■ Stated problem ■
Give the count of lines holding the string "Zapísať" and nothing else.

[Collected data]

==*==

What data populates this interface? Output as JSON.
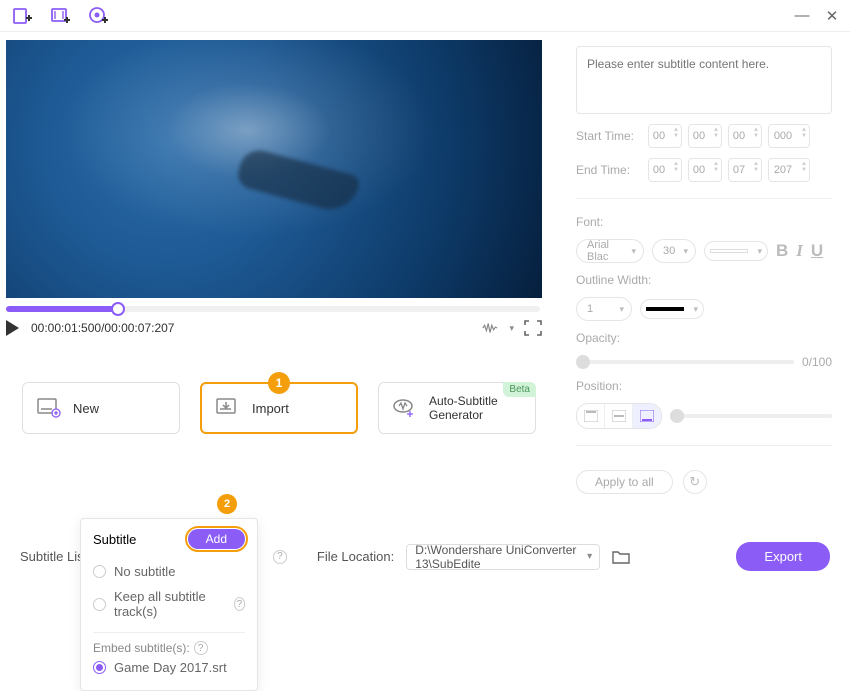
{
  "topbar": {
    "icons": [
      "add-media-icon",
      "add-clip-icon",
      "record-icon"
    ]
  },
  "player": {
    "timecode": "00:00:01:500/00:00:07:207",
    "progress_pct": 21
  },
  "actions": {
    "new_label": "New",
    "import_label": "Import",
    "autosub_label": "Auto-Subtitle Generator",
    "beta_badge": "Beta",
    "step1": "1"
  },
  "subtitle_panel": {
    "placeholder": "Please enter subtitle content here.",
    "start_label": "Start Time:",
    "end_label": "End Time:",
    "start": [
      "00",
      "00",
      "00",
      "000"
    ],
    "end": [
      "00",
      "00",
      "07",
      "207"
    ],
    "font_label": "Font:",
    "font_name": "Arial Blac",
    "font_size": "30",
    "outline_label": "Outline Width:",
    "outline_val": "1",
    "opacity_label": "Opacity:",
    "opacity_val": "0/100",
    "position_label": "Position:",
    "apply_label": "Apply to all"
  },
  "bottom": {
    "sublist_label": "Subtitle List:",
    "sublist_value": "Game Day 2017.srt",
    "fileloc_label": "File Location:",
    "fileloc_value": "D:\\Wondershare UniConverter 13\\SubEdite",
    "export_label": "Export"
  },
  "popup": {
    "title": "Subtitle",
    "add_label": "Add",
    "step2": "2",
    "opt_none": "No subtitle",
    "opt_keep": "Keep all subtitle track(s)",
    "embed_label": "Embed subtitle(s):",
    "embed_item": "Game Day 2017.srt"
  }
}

==*==

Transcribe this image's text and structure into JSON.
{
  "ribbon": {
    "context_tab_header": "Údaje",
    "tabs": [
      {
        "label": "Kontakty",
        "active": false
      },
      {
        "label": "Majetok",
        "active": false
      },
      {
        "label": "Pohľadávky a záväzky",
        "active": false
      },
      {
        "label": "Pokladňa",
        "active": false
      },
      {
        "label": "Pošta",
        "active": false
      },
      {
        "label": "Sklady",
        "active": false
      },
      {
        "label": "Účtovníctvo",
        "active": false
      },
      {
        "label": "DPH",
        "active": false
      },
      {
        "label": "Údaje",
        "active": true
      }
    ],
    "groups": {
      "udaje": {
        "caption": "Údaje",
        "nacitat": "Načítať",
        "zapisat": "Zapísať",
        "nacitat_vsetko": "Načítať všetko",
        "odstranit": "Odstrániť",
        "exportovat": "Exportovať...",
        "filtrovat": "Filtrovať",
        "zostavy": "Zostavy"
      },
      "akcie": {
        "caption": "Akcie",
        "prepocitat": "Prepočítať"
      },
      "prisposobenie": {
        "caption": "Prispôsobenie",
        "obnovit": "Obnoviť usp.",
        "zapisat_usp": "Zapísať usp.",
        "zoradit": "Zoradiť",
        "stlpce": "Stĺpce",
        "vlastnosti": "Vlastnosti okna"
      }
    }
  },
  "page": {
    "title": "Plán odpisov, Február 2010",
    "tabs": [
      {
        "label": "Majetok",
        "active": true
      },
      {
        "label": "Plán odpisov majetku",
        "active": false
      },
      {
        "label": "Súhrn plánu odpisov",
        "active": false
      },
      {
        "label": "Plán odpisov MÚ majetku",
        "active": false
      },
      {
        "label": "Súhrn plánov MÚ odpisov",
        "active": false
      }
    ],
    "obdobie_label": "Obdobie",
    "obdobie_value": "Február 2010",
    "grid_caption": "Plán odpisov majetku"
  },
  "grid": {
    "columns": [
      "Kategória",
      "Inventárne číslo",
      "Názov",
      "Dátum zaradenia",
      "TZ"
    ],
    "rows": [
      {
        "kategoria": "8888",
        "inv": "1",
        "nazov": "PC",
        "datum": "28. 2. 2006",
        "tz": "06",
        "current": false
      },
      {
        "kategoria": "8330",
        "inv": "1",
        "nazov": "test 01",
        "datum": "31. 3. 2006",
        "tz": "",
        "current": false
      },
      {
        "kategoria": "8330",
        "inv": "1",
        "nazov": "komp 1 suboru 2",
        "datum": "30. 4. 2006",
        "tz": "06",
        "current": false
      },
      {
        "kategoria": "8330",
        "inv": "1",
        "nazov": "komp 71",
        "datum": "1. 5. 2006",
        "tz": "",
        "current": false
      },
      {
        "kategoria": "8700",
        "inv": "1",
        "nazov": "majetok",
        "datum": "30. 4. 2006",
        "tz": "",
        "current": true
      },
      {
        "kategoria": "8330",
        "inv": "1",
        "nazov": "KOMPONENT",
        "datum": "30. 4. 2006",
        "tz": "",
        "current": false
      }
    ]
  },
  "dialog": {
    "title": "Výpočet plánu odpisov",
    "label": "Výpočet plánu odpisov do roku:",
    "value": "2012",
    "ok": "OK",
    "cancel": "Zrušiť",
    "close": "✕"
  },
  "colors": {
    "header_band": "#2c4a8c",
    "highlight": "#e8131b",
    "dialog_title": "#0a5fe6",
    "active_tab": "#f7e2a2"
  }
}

==*==

■ Result of this exercise ■
2